» AIM
Show every line that has the string "JSON" in it.

Collected data entries
<<<<

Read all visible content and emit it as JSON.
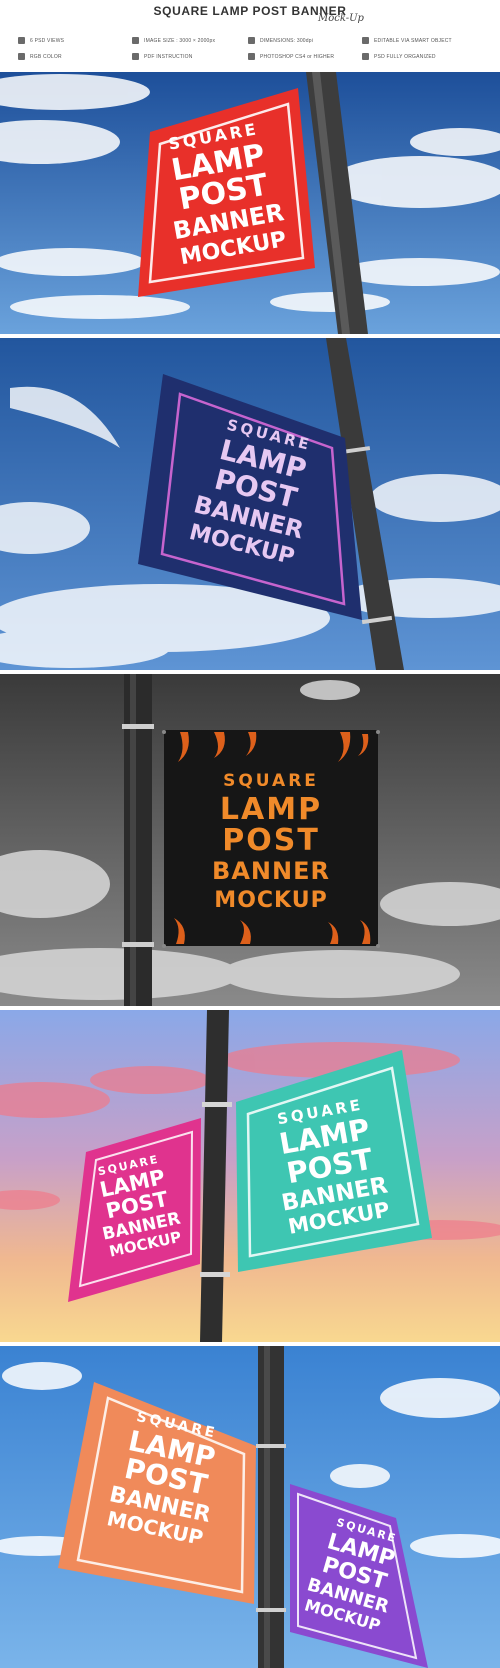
{
  "header": {
    "title": "SQUARE LAMP POST BANNER",
    "script_tag": "Mock-Up",
    "features": [
      "6 PSD VIEWS",
      "IMAGE SIZE : 3000 × 2000px",
      "DIMENSIONS: 300dpi",
      "EDITABLE VIA SMART OBJECT",
      "RGB COLOR",
      "PDF INSTRUCTION",
      "PHOTOSHOP CS4 or HIGHER",
      "PSD FULLY ORGANIZED"
    ]
  },
  "banner": {
    "line1": "SQUARE",
    "line2": "LAMP",
    "line3": "POST",
    "line4": "BANNER",
    "line5": "MOCKUP"
  },
  "colors": {
    "sky_blue": "#3f7fc8",
    "red_banner": "#e8302a",
    "navy_banner": "#1f2f6e",
    "black_banner": "#161616",
    "orange_text": "#f08a2a",
    "pink_banner": "#e0338e",
    "teal_banner": "#3ec6b2",
    "coral_banner": "#f08a5a",
    "purple_banner": "#8a4ad0",
    "pole": "#3a3a3a"
  }
}
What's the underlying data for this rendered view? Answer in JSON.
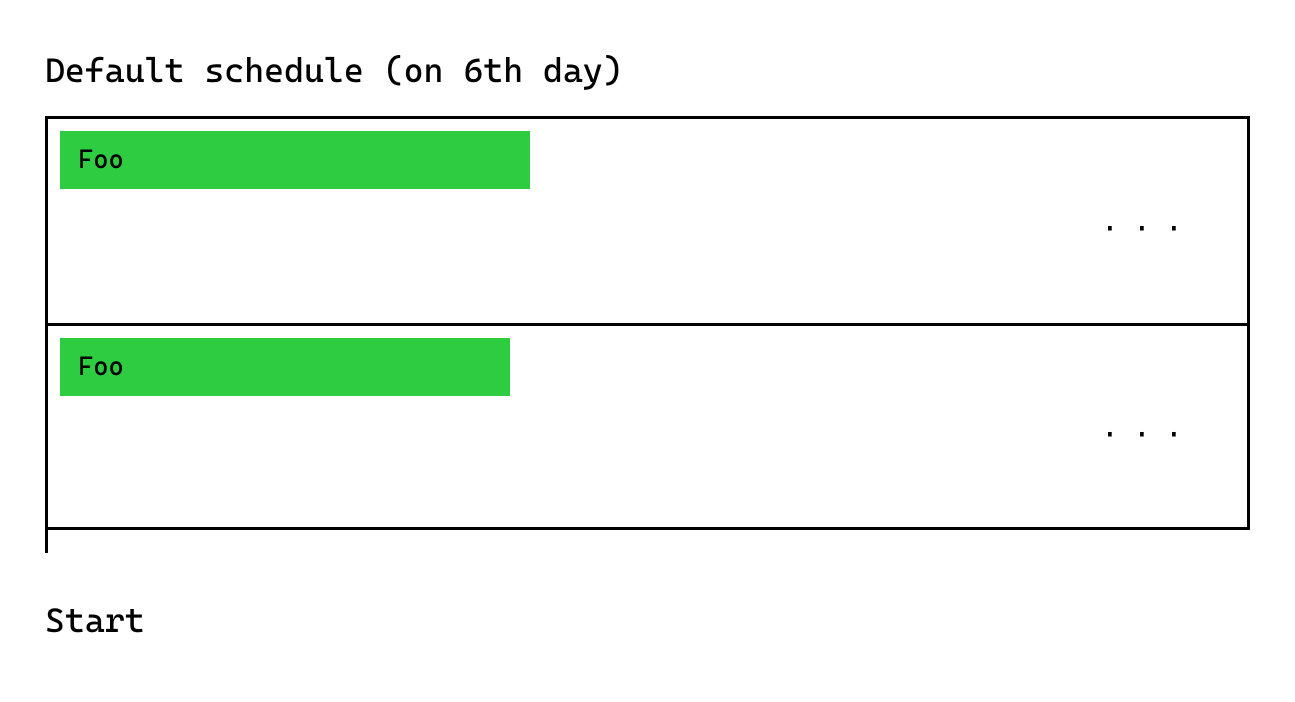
{
  "title": "Default schedule (on 6th day)",
  "rows": [
    {
      "task_label": "Foo",
      "ellipsis": "..."
    },
    {
      "task_label": "Foo",
      "ellipsis": "..."
    }
  ],
  "start_label": "Start",
  "colors": {
    "task_bar": "#2ecc40"
  }
}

>>>>

» SOLUTION TO THIS EXERCISE
Read all visible content and emit it as JSON.
What's the underlying data for this rendered view? Answer in JSON.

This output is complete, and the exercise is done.